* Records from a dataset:
----------

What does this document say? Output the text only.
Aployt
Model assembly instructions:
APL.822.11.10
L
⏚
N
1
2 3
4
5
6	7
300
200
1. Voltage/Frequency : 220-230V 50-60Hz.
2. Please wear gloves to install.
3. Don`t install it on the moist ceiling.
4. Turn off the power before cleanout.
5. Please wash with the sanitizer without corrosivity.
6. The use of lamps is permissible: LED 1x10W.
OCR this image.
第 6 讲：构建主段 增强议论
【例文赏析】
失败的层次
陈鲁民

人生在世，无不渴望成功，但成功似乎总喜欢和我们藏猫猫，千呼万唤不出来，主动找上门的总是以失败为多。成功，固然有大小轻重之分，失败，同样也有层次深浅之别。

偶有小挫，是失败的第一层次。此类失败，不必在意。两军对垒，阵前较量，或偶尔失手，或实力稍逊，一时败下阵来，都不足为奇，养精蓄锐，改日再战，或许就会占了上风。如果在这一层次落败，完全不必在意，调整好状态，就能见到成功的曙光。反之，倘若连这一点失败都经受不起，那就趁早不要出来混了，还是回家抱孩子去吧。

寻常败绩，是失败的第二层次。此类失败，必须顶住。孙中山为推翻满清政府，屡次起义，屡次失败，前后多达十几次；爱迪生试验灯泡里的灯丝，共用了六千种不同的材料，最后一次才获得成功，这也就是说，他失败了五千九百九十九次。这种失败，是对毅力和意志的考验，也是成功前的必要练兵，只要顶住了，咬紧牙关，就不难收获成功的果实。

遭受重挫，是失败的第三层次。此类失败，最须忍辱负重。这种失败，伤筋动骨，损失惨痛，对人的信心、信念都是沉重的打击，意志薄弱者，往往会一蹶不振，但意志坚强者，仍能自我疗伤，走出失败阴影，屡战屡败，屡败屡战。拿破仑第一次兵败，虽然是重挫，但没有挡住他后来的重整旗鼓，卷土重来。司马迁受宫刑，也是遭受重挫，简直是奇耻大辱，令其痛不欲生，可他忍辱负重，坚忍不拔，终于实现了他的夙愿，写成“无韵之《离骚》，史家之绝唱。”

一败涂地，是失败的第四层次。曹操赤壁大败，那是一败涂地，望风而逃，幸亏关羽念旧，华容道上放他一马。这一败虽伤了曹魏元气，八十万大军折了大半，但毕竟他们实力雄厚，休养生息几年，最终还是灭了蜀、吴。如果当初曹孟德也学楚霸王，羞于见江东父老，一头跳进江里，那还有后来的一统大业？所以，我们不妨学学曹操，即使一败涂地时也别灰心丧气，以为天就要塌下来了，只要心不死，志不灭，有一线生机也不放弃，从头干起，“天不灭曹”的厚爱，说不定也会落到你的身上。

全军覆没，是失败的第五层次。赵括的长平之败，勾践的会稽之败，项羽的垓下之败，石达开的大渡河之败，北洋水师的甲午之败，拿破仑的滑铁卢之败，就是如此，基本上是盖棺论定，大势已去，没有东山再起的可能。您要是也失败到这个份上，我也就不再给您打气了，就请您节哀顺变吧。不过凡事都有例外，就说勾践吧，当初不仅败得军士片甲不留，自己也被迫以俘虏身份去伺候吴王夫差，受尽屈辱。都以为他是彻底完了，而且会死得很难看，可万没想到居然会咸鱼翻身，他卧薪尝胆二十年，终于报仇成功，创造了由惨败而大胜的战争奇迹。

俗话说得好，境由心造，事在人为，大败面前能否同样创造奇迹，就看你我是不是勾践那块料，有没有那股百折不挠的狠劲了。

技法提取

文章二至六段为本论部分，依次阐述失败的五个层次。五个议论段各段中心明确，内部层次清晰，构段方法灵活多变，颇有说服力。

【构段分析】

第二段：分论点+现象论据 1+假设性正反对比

----------

* Goal:
Write out every record verbatim.

* In response:
What does this document say? Output the text only.
Aployt
Model assembly instructions:
APL.822.11.10
L
⏚
N
1
2 3
4
5
6	7
300
200
1. Voltage/Frequency : 220-230V 50-60Hz.
2. Please wear gloves to install.
3. Don`t install it on the moist ceiling.
4. Turn off the power before cleanout.
5. Please wash with the sanitizer without corrosivity.
6. The use of lamps is permissible: LED 1x10W.
OCR this image.
第 6 讲：构建主段 增强议论
【例文赏析】
失败的层次
陈鲁民

人生在世，无不渴望成功，但成功似乎总喜欢和我们藏猫猫，千呼万唤不出来，主动找上门的总是以失败为多。成功，固然有大小轻重之分，失败，同样也有层次深浅之别。

偶有小挫，是失败的第一层次。此类失败，不必在意。两军对垒，阵前较量，或偶尔失手，或实力稍逊，一时败下阵来，都不足为奇，养精蓄锐，改日再战，或许就会占了上风。如果在这一层次落败，完全不必在意，调整好状态，就能见到成功的曙光。反之，倘若连这一点失败都经受不起，那就趁早不要出来混了，还是回家抱孩子去吧。

寻常败绩，是失败的第二层次。此类失败，必须顶住。孙中山为推翻满清政府，屡次起义，屡次失败，前后多达十几次；爱迪生试验灯泡里的灯丝，共用了六千种不同的材料，最后一次才获得成功，这也就是说，他失败了五千九百九十九次。这种失败，是对毅力和意志的考验，也是成功前的必要练兵，只要顶住了，咬紧牙关，就不难收获成功的果实。

遭受重挫，是失败的第三层次。此类失败，最须忍辱负重。这种失败，伤筋动骨，损失惨痛，对人的信心、信念都是沉重的打击，意志薄弱者，往往会一蹶不振，但意志坚强者，仍能自我疗伤，走出失败阴影，屡战屡败，屡败屡战。拿破仑第一次兵败，虽然是重挫，但没有挡住他后来的重整旗鼓，卷土重来。司马迁受宫刑，也是遭受重挫，简直是奇耻大辱，令其痛不欲生，可他忍辱负重，坚忍不拔，终于实现了他的夙愿，写成“无韵之《离骚》，史家之绝唱。”

一败涂地，是失败的第四层次。曹操赤壁大败，那是一败涂地，望风而逃，幸亏关羽念旧，华容道上放他一马。这一败虽伤了曹魏元气，八十万大军折了大半，但毕竟他们实力雄厚，休养生息几年，最终还是灭了蜀、吴。如果当初曹孟德也学楚霸王，羞于见江东父老，一头跳进江里，那还有后来的一统大业？所以，我们不妨学学曹操，即使一败涂地时也别灰心丧气，以为天就要塌下来了，只要心不死，志不灭，有一线生机也不放弃，从头干起，“天不灭曹”的厚爱，说不定也会落到你的身上。

全军覆没，是失败的第五层次。赵括的长平之败，勾践的会稽之败，项羽的垓下之败，石达开的大渡河之败，北洋水师的甲午之败，拿破仑的滑铁卢之败，就是如此，基本上是盖棺论定，大势已去，没有东山再起的可能。您要是也失败到这个份上，我也就不再给您打气了，就请您节哀顺变吧。不过凡事都有例外，就说勾践吧，当初不仅败得军士片甲不留，自己也被迫以俘虏身份去伺候吴王夫差，受尽屈辱。都以为他是彻底完了，而且会死得很难看，可万没想到居然会咸鱼翻身，他卧薪尝胆二十年，终于报仇成功，创造了由惨败而大胜的战争奇迹。

俗话说得好，境由心造，事在人为，大败面前能否同样创造奇迹，就看你我是不是勾践那块料，有没有那股百折不挠的狠劲了。

技法提取

文章二至六段为本论部分，依次阐述失败的五个层次。五个议论段各段中心明确，内部层次清晰，构段方法灵活多变，颇有说服力。

【构段分析】

第二段：分论点+现象论据 1+假设性正反对比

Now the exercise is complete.